Task goal: Can you quote the entries in the second block, everything from the line that contains "edit-label: Edit xyxy=(413,119,436,133)" down to the line that contains "connector-arrow-icon xyxy=(489,119,503,137)", both included, reproducing each line as it stands?

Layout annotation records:

......

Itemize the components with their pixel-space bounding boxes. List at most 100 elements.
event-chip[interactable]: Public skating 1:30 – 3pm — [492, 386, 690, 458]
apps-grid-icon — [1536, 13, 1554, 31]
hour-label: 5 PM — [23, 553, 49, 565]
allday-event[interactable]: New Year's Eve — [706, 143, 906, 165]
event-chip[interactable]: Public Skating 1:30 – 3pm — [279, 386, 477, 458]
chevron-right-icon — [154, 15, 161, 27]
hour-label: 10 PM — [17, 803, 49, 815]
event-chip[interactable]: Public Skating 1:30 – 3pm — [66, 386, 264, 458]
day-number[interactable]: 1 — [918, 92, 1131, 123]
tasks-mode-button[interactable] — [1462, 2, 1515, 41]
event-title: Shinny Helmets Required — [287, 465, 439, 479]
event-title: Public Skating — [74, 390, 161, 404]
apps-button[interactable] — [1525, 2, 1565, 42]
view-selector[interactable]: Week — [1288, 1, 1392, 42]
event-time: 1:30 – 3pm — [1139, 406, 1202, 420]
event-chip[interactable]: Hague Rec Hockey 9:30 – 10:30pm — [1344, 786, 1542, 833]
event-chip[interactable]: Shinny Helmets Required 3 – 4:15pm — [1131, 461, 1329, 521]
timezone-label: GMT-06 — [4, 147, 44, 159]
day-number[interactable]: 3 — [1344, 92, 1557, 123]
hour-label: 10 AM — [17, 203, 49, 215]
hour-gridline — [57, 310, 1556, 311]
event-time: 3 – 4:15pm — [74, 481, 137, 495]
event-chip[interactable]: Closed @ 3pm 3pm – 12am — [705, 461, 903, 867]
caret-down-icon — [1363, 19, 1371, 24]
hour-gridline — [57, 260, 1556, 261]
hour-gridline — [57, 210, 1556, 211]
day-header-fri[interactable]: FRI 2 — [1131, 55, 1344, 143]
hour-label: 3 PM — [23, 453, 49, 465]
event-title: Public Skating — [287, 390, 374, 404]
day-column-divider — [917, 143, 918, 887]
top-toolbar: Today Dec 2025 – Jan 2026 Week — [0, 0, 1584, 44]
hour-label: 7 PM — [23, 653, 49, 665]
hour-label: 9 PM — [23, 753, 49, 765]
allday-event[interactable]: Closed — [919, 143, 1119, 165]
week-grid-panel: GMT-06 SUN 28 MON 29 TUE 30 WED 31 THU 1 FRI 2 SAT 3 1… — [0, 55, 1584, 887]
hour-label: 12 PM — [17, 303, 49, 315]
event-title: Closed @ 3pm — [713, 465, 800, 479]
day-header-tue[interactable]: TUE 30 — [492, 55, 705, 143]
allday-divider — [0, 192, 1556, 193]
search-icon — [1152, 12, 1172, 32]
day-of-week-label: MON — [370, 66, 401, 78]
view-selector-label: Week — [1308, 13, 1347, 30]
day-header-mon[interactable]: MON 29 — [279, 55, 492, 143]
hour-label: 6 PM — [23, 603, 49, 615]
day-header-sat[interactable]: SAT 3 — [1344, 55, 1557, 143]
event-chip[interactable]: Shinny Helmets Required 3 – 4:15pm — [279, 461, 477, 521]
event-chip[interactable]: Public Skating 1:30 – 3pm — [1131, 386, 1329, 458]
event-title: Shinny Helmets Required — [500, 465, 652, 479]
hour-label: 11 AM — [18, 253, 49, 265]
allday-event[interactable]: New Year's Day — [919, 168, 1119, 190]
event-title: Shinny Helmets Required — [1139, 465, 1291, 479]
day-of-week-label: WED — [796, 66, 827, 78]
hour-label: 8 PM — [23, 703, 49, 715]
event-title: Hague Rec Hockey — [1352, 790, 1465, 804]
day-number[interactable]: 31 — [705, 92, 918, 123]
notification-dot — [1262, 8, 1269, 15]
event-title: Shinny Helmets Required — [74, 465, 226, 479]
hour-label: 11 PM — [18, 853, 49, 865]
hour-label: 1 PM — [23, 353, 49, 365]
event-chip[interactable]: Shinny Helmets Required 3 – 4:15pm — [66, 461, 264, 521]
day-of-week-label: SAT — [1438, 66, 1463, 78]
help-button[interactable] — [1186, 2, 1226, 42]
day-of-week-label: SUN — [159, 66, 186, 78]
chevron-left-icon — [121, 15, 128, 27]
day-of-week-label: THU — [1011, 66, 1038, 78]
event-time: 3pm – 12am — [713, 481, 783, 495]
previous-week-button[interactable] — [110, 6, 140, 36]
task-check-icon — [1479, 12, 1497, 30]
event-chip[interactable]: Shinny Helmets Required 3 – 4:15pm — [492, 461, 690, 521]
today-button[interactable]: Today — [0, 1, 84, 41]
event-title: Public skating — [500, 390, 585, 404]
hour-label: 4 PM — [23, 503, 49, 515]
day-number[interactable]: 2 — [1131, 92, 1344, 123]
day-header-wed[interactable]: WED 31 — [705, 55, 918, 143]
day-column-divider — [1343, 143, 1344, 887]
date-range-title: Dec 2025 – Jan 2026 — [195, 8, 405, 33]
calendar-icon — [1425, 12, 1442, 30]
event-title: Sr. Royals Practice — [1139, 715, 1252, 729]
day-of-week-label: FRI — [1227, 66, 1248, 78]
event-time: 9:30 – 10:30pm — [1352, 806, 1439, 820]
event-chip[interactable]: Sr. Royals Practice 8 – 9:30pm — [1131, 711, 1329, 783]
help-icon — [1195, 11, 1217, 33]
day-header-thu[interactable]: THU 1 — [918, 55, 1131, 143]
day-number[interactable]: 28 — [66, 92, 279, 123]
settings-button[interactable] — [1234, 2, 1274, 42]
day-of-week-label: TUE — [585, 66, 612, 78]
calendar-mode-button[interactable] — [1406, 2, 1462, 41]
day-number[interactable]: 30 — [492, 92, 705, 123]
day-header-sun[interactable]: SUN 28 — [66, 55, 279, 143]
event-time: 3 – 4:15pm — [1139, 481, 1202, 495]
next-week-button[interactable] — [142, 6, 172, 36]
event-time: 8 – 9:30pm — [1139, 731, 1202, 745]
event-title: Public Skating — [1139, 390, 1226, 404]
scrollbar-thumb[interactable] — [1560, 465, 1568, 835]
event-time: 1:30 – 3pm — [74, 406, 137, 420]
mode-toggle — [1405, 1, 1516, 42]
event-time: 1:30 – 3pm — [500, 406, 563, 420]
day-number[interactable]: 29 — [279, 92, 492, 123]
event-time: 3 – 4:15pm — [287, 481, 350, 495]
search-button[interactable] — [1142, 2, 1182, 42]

......

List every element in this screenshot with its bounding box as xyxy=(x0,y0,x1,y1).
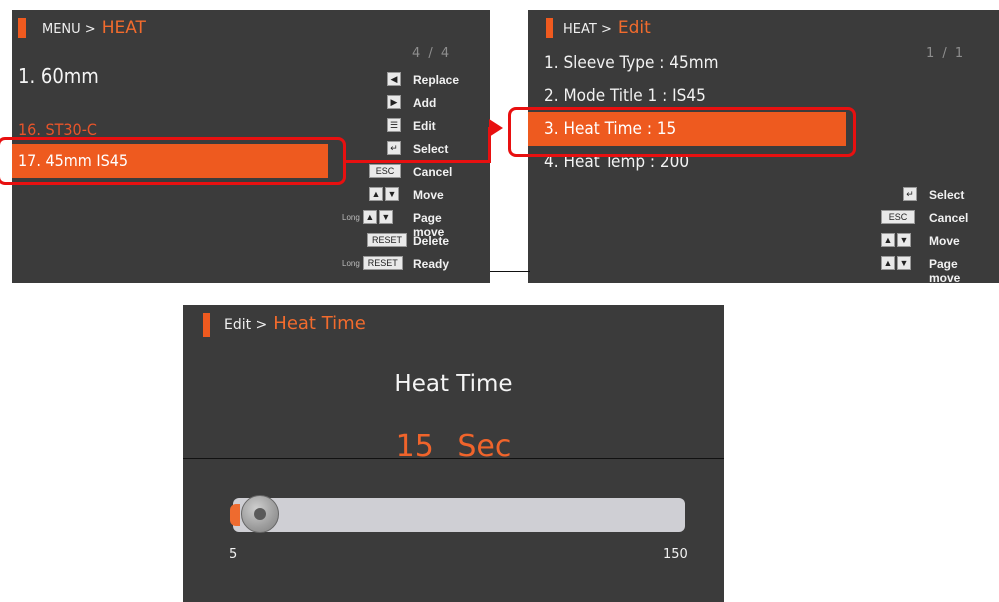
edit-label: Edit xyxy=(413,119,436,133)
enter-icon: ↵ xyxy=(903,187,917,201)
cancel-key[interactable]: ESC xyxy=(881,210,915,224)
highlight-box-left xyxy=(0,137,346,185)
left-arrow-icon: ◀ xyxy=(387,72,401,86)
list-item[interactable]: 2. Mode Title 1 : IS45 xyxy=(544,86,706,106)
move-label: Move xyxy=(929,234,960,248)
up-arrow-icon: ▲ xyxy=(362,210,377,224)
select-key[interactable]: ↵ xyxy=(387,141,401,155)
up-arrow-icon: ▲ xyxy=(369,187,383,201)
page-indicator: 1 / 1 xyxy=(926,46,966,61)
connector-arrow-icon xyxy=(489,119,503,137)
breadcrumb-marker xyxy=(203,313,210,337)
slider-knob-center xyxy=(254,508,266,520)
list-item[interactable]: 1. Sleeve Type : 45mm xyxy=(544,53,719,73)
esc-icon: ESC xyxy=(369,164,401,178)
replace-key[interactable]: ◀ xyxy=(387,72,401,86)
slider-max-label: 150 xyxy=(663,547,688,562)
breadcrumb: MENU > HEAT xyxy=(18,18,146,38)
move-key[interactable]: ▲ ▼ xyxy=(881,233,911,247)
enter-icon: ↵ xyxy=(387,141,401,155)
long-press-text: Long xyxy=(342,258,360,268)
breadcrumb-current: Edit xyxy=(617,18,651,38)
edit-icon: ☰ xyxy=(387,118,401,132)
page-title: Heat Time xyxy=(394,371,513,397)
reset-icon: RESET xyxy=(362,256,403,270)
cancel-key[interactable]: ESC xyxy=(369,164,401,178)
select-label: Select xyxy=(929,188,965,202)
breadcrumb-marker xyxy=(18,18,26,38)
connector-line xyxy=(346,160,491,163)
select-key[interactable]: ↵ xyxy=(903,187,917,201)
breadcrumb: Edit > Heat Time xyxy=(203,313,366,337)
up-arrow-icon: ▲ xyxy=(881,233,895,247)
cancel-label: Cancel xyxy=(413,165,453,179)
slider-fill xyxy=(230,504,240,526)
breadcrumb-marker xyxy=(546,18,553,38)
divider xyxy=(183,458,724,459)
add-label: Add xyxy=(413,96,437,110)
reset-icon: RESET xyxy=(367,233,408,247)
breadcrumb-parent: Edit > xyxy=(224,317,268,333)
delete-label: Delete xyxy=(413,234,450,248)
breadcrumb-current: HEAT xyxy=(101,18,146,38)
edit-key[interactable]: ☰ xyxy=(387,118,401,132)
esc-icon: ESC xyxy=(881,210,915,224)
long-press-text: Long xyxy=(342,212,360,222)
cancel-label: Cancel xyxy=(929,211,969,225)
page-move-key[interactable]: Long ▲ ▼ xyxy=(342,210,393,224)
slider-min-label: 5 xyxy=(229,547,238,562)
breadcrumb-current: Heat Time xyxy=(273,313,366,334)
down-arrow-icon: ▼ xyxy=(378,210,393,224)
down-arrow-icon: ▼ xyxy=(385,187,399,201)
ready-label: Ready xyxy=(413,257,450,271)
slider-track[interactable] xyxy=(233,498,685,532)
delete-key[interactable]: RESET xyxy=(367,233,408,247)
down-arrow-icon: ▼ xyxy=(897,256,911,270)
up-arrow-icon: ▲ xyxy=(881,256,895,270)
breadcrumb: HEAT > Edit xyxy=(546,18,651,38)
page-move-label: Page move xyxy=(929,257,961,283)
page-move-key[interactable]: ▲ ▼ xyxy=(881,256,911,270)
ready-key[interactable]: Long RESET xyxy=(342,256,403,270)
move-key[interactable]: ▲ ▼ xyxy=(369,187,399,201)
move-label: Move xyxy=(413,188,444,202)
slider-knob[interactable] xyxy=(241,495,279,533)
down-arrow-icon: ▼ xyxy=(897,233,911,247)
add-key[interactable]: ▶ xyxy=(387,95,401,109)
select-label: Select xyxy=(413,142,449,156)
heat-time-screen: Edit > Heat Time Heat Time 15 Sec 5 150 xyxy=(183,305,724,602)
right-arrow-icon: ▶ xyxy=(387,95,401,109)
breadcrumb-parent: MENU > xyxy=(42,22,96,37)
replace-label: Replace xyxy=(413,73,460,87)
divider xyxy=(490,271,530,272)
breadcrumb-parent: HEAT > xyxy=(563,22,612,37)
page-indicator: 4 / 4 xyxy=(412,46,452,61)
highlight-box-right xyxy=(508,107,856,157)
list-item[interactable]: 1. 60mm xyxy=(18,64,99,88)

......

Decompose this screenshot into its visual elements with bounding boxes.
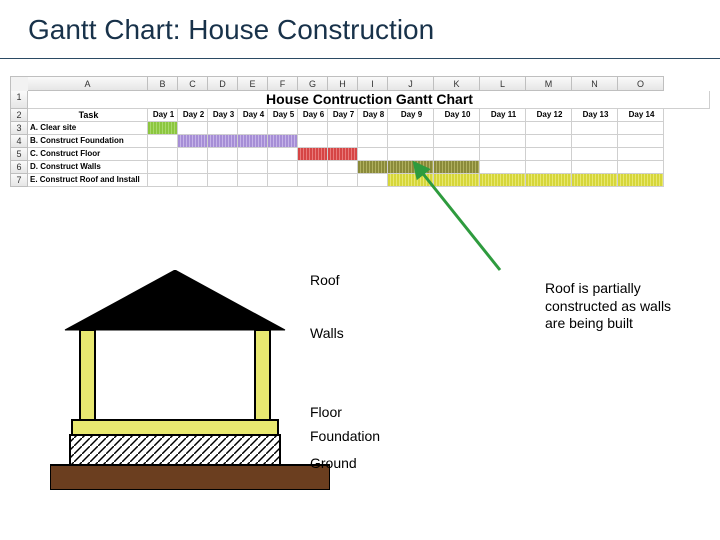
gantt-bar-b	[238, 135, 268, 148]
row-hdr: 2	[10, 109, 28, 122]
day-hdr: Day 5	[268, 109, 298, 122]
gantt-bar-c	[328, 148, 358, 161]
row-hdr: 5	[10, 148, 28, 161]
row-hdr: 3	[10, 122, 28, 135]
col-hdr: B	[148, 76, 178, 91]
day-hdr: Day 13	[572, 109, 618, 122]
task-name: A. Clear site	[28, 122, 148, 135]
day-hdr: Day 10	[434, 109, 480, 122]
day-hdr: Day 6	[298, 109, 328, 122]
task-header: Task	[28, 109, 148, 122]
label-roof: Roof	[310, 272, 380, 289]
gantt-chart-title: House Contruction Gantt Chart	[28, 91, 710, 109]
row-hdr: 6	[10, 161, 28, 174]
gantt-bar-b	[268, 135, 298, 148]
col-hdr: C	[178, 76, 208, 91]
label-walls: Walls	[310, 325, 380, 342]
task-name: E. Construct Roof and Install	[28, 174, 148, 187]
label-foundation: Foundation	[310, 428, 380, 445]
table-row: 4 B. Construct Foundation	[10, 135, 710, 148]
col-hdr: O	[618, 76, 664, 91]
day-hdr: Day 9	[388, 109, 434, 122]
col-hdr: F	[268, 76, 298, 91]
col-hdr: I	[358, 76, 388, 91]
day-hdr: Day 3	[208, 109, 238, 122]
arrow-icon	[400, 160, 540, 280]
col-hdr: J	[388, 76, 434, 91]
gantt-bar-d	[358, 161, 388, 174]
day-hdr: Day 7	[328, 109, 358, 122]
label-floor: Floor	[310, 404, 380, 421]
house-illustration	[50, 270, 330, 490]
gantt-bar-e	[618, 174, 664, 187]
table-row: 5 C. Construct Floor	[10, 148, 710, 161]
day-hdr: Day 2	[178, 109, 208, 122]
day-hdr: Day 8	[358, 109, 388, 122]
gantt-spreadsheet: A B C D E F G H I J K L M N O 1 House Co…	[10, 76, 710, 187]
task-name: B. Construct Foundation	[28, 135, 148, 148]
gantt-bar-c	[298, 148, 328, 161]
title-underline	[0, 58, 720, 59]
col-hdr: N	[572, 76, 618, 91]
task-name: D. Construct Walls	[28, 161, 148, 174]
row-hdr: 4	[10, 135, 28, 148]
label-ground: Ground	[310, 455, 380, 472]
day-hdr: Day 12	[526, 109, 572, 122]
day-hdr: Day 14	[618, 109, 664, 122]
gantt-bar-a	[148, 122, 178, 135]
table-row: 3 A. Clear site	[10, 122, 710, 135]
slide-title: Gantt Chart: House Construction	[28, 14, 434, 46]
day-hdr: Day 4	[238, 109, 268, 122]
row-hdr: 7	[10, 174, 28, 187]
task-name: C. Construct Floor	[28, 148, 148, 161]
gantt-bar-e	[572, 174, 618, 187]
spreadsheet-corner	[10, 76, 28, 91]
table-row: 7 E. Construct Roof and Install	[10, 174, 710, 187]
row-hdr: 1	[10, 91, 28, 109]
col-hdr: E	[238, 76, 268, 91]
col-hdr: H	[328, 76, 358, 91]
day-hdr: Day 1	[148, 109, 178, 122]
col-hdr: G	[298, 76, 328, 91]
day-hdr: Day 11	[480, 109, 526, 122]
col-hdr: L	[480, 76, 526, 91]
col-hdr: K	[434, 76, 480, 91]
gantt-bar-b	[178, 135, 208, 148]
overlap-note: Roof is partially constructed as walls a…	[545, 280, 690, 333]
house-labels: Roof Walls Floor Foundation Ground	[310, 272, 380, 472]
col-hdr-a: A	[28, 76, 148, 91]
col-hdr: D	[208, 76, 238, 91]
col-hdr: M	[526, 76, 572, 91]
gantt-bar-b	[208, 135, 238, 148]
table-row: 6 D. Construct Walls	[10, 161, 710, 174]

......

Response:
edit-label: Edit xyxy=(413,119,436,133)
enter-icon: ↵ xyxy=(903,187,917,201)
cancel-key[interactable]: ESC xyxy=(881,210,915,224)
highlight-box-left xyxy=(0,137,346,185)
left-arrow-icon: ◀ xyxy=(387,72,401,86)
list-item[interactable]: 2. Mode Title 1 : IS45 xyxy=(544,86,706,106)
move-label: Move xyxy=(929,234,960,248)
up-arrow-icon: ▲ xyxy=(362,210,377,224)
select-key[interactable]: ↵ xyxy=(387,141,401,155)
up-arrow-icon: ▲ xyxy=(369,187,383,201)
page-indicator: 1 / 1 xyxy=(926,46,966,61)
connector-arrow-icon xyxy=(489,119,503,137)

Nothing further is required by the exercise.